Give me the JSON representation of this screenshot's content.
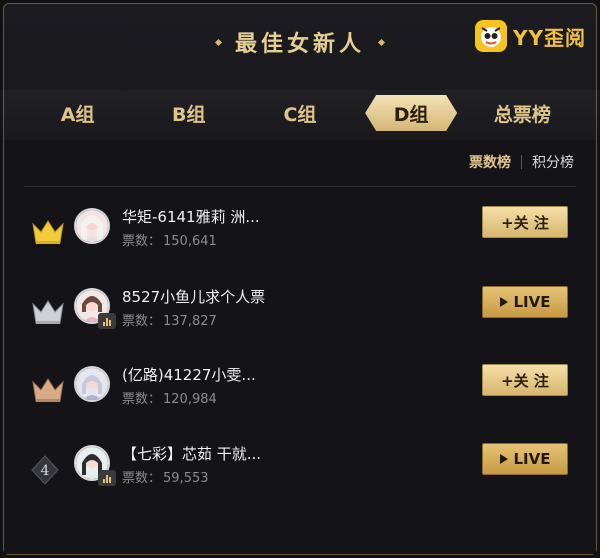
{
  "header": {
    "title": "最佳女新人"
  },
  "brand": {
    "name": "YY歪阅"
  },
  "tabs": [
    {
      "label": "A组",
      "active": false
    },
    {
      "label": "B组",
      "active": false
    },
    {
      "label": "C组",
      "active": false
    },
    {
      "label": "D组",
      "active": true
    },
    {
      "label": "总票榜",
      "active": false
    }
  ],
  "sort": {
    "votes_rank": "票数榜",
    "points_rank": "积分榜",
    "active": "votes_rank"
  },
  "rows": [
    {
      "rank": 1,
      "rank_icon": "gold-crown-icon",
      "name": "华矩-6141雅莉 洲...",
      "votes_label": "票数：",
      "votes": "150,641",
      "action": "+关 注",
      "action_type": "follow",
      "live": false
    },
    {
      "rank": 2,
      "rank_icon": "silver-crown-icon",
      "name": "8527小鱼儿求个人票",
      "votes_label": "票数：",
      "votes": "137,827",
      "action": "LIVE",
      "action_type": "live",
      "live": true
    },
    {
      "rank": 3,
      "rank_icon": "bronze-crown-icon",
      "name": "(亿路)41227小雯...",
      "votes_label": "票数：",
      "votes": "120,984",
      "action": "+关 注",
      "action_type": "follow",
      "live": false
    },
    {
      "rank": 4,
      "rank_icon": "rank-badge-icon",
      "rank_label": "4",
      "name": "【七彩】芯茹 干就...",
      "votes_label": "票数：",
      "votes": "59,553",
      "action": "LIVE",
      "action_type": "live",
      "live": true
    }
  ],
  "colors": {
    "gold": "#e0c48a",
    "accent_yellow": "#f2c13b",
    "background": "#141418"
  }
}
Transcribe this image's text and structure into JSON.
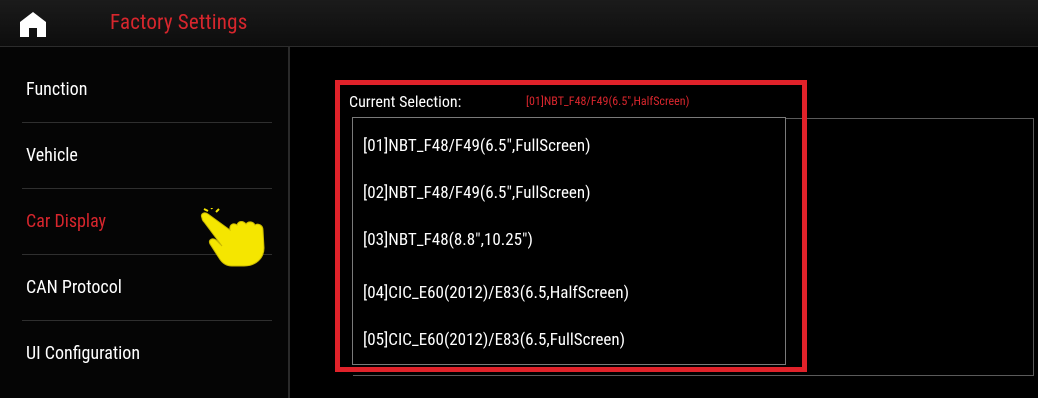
{
  "header": {
    "title": "Factory Settings",
    "home_icon": "home-icon"
  },
  "sidebar": {
    "items": [
      {
        "label": "Function",
        "active": false
      },
      {
        "label": "Vehicle",
        "active": false
      },
      {
        "label": "Car Display",
        "active": true
      },
      {
        "label": "CAN Protocol",
        "active": false
      },
      {
        "label": "UI Configuration",
        "active": false
      }
    ]
  },
  "main": {
    "current_selection_label": "Current Selection:",
    "current_selection_value": "[01]NBT_F48/F49(6.5\",HalfScreen)",
    "options": [
      "[01]NBT_F48/F49(6.5\",FullScreen)",
      "[02]NBT_F48/F49(6.5\",FullScreen)",
      "[03]NBT_F48(8.8\",10.25\")",
      "[04]CIC_E60(2012)/E83(6.5,HalfScreen)",
      "[05]CIC_E60(2012)/E83(6.5,FullScreen)"
    ]
  },
  "colors": {
    "accent_red": "#d8262d",
    "highlight_red": "#e0222a",
    "background": "#000000",
    "pointer_yellow": "#f5e600"
  },
  "annotations": {
    "pointer_icon": "pointing-hand-icon"
  }
}
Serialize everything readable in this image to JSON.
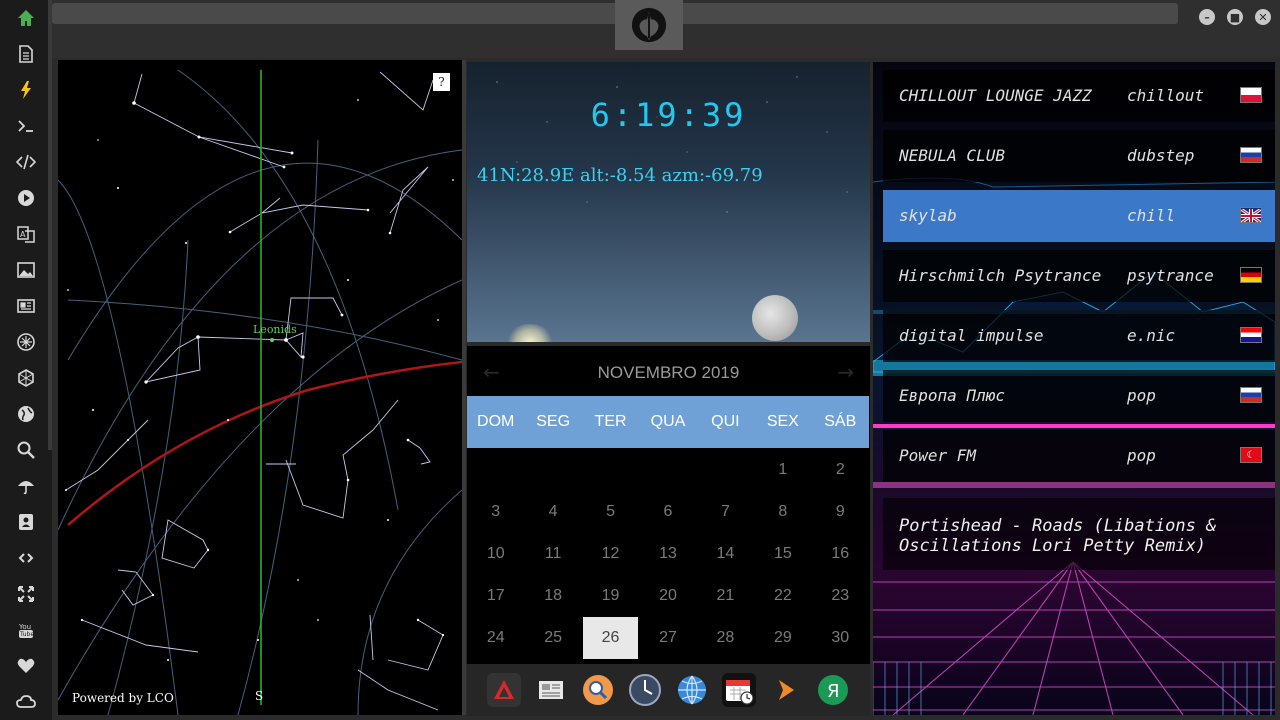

________

* **WHAT YOU HAVE TO DO**: Transcribe the listing in full. Omit the pictures and keep every line exact.

* **WRITTEN ANSWER**:
Give me the JSON representation of this screenshot's content.
{
  "header": {
    "title": "最佳女新人"
  },
  "brand": {
    "name": "YY歪阅"
  },
  "tabs": [
    {
      "label": "A组",
      "active": false
    },
    {
      "label": "B组",
      "active": false
    },
    {
      "label": "C组",
      "active": false
    },
    {
      "label": "D组",
      "active": true
    },
    {
      "label": "总票榜",
      "active": false
    }
  ],
  "sort": {
    "votes_rank": "票数榜",
    "points_rank": "积分榜",
    "active": "votes_rank"
  },
  "rows": [
    {
      "rank": 1,
      "rank_icon": "gold-crown-icon",
      "name": "华矩-6141雅莉 洲...",
      "votes_label": "票数：",
      "votes": "150,641",
      "action": "+关 注",
      "action_type": "follow",
      "live": false
    },
    {
      "rank": 2,
      "rank_icon": "silver-crown-icon",
      "name": "8527小鱼儿求个人票",
      "votes_label": "票数：",
      "votes": "137,827",
      "action": "LIVE",
      "action_type": "live",
      "live": true
    },
    {
      "rank": 3,
      "rank_icon": "bronze-crown-icon",
      "name": "(亿路)41227小雯...",
      "votes_label": "票数：",
      "votes": "120,984",
      "action": "+关 注",
      "action_type": "follow",
      "live": false
    },
    {
      "rank": 4,
      "rank_icon": "rank-badge-icon",
      "rank_label": "4",
      "name": "【七彩】芯茹 干就...",
      "votes_label": "票数：",
      "votes": "59,553",
      "action": "LIVE",
      "action_type": "live",
      "live": true
    }
  ],
  "colors": {
    "gold": "#e0c48a",
    "accent_yellow": "#f2c13b",
    "background": "#141418"
  }
}
Transcribe this image's text and structure into JSON.
{
  "header": {
    "title": "Factory Settings",
    "home_icon": "home-icon"
  },
  "sidebar": {
    "items": [
      {
        "label": "Function",
        "active": false
      },
      {
        "label": "Vehicle",
        "active": false
      },
      {
        "label": "Car Display",
        "active": true
      },
      {
        "label": "CAN Protocol",
        "active": false
      },
      {
        "label": "UI Configuration",
        "active": false
      }
    ]
  },
  "main": {
    "current_selection_label": "Current Selection:",
    "current_selection_value": "[01]NBT_F48/F49(6.5\",HalfScreen)",
    "options": [
      "[01]NBT_F48/F49(6.5\",FullScreen)",
      "[02]NBT_F48/F49(6.5\",FullScreen)",
      "[03]NBT_F48(8.8\",10.25\")",
      "[04]CIC_E60(2012)/E83(6.5,HalfScreen)",
      "[05]CIC_E60(2012)/E83(6.5,FullScreen)"
    ]
  },
  "colors": {
    "accent_red": "#d8262d",
    "highlight_red": "#e0222a",
    "background": "#000000",
    "pointer_yellow": "#f5e600"
  },
  "annotations": {
    "pointer_icon": "pointing-hand-icon"
  }
}
Serialize everything readable in this image to JSON.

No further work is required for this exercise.